*** EXTRACTED MATERIAL

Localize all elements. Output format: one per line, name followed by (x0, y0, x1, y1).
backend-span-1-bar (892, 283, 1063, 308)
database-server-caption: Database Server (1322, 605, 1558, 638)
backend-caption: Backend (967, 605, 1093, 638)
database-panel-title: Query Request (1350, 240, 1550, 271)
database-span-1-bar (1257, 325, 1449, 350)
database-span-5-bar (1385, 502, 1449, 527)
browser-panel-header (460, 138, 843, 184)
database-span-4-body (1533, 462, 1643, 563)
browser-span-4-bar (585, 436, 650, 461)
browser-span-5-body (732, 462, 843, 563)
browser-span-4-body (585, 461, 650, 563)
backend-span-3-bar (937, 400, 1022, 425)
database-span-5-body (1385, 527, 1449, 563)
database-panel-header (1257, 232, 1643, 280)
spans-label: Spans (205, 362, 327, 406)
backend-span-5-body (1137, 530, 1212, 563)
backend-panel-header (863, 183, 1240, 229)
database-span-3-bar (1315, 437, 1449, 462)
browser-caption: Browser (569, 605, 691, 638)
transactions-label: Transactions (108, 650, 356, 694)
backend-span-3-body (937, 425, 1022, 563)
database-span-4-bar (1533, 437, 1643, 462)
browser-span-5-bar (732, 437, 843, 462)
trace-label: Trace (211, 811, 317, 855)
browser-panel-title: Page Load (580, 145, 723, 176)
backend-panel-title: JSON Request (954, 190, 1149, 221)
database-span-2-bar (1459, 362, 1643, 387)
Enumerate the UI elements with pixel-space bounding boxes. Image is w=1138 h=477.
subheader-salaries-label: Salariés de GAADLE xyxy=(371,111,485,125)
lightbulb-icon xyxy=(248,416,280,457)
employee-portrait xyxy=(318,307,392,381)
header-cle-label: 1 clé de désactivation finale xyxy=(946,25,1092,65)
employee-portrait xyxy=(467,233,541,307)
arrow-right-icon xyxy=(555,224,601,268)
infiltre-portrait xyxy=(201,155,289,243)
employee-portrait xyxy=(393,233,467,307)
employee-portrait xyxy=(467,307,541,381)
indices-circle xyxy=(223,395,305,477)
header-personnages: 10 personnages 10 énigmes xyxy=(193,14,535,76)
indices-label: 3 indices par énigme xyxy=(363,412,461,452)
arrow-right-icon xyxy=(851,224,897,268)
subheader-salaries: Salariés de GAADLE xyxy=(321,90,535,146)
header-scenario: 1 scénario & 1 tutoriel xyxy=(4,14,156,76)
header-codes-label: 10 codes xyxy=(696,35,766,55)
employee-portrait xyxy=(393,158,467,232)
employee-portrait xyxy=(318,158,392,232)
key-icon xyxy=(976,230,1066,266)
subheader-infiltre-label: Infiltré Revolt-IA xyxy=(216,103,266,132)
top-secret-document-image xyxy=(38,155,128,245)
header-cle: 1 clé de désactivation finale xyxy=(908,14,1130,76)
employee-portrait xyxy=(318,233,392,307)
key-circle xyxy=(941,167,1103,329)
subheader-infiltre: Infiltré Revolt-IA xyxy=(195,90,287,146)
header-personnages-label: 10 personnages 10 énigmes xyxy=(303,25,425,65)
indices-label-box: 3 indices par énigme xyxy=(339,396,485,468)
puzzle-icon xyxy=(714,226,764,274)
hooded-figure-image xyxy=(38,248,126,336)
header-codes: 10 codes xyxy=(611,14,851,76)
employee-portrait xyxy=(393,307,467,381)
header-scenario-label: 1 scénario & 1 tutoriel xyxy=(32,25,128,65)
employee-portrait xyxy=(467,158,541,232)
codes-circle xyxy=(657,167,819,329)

******

EXERCISE OBJECTIVE –
Put every line of the records above into a JSON list of strings, one string per line, leaving out blank lines.

TASK RESULT –
[
  "Localize all elements. Output format: one per line, name followed by (x0, y0, x1, y1).",
  "backend-span-1-bar (892, 283, 1063, 308)",
  "database-server-caption: Database Server (1322, 605, 1558, 638)",
  "backend-caption: Backend (967, 605, 1093, 638)",
  "database-panel-title: Query Request (1350, 240, 1550, 271)",
  "database-span-1-bar (1257, 325, 1449, 350)",
  "database-span-5-bar (1385, 502, 1449, 527)",
  "browser-panel-header (460, 138, 843, 184)",
  "database-span-4-body (1533, 462, 1643, 563)",
  "browser-span-4-bar (585, 436, 650, 461)",
  "browser-span-5-body (732, 462, 843, 563)",
  "browser-span-4-body (585, 461, 650, 563)",
  "backend-span-3-bar (937, 400, 1022, 425)",
  "database-span-5-body (1385, 527, 1449, 563)",
  "database-panel-header (1257, 232, 1643, 280)",
  "spans-label: Spans (205, 362, 327, 406)",
  "backend-span-5-body (1137, 530, 1212, 563)",
  "backend-panel-header (863, 183, 1240, 229)",
  "database-span-3-bar (1315, 437, 1449, 462)",
  "browser-caption: Browser (569, 605, 691, 638)",
  "transactions-label: Transactions (108, 650, 356, 694)",
  "backend-span-3-body (937, 425, 1022, 563)",
  "database-span-4-bar (1533, 437, 1643, 462)",
  "browser-span-5-bar (732, 437, 843, 462)",
  "trace-label: Trace (211, 811, 317, 855)",
  "browser-panel-title: Page Load (580, 145, 723, 176)",
  "backend-panel-title: JSON Request (954, 190, 1149, 221)",
  "database-span-2-bar (1459, 362, 1643, 387)",
  "Enumerate the UI elements with pixel-space bounding boxes. Image is w=1138 h=477.",
  "subheader-salaries-label: Salariés de GAADLE xyxy=(371,111,485,125)",
  "lightbulb-icon xyxy=(248,416,280,457)",
  "employee-portrait xyxy=(318,307,392,381)",
  "header-cle-label: 1 clé de désactivation finale xyxy=(946,25,1092,65)",
  "employee-portrait xyxy=(467,233,541,307)",
  "arrow-right-icon xyxy=(555,224,601,268)",
  "infiltre-portrait xyxy=(201,155,289,243)",
  "employee-portrait xyxy=(393,233,467,307)",
  "employee-portrait xyxy=(467,307,541,381)",
  "indices-circle xyxy=(223,395,305,477)",
  "header-personnages: 10 personnages 10 énigmes xyxy=(193,14,535,76)",
  "indices-label: 3 indices par énigme xyxy=(363,412,461,452)",
  "arrow-right-icon xyxy=(851,224,897,268)",
  "subheader-salaries: Salariés de GAADLE xyxy=(321,90,535,146)",
  "header-scenario: 1 scénario & 1 tutoriel xyxy=(4,14,156,76)",
  "header-codes-label: 10 codes xyxy=(696,35,766,55)",
  "employee-portrait xyxy=(393,158,467,232)",
  "employee-portrait xyxy=(318,158,392,232)",
  "key-icon xyxy=(976,230,1066,266)",
  "subheader-infiltre-label: Infiltré Revolt-IA xyxy=(216,103,266,132)",
  "top-secret-document-image xyxy=(38,155,128,245)",
  "header-cle: 1 clé de désactivation finale xyxy=(908,14,1130,76)",
  "employee-portrait xyxy=(318,233,392,307)",
  "key-circle xyxy=(941,167,1103,329)",
  "subheader-infiltre: Infiltré Revolt-IA xyxy=(195,90,287,146)",
  "header-personnages-label: 10 personnages 10 énigmes xyxy=(303,25,425,65)",
  "indices-label-box: 3 indices par énigme xyxy=(339,396,485,468)",
  "puzzle-icon xyxy=(714,226,764,274)",
  "hooded-figure-image xyxy=(38,248,126,336)",
  "header-codes: 10 codes xyxy=(611,14,851,76)",
  "employee-portrait xyxy=(393,307,467,381)",
  "header-scenario-label: 1 scénario & 1 tutoriel xyxy=(32,25,128,65)",
  "employee-portrait xyxy=(467,158,541,232)",
  "codes-circle xyxy=(657,167,819,329)"
]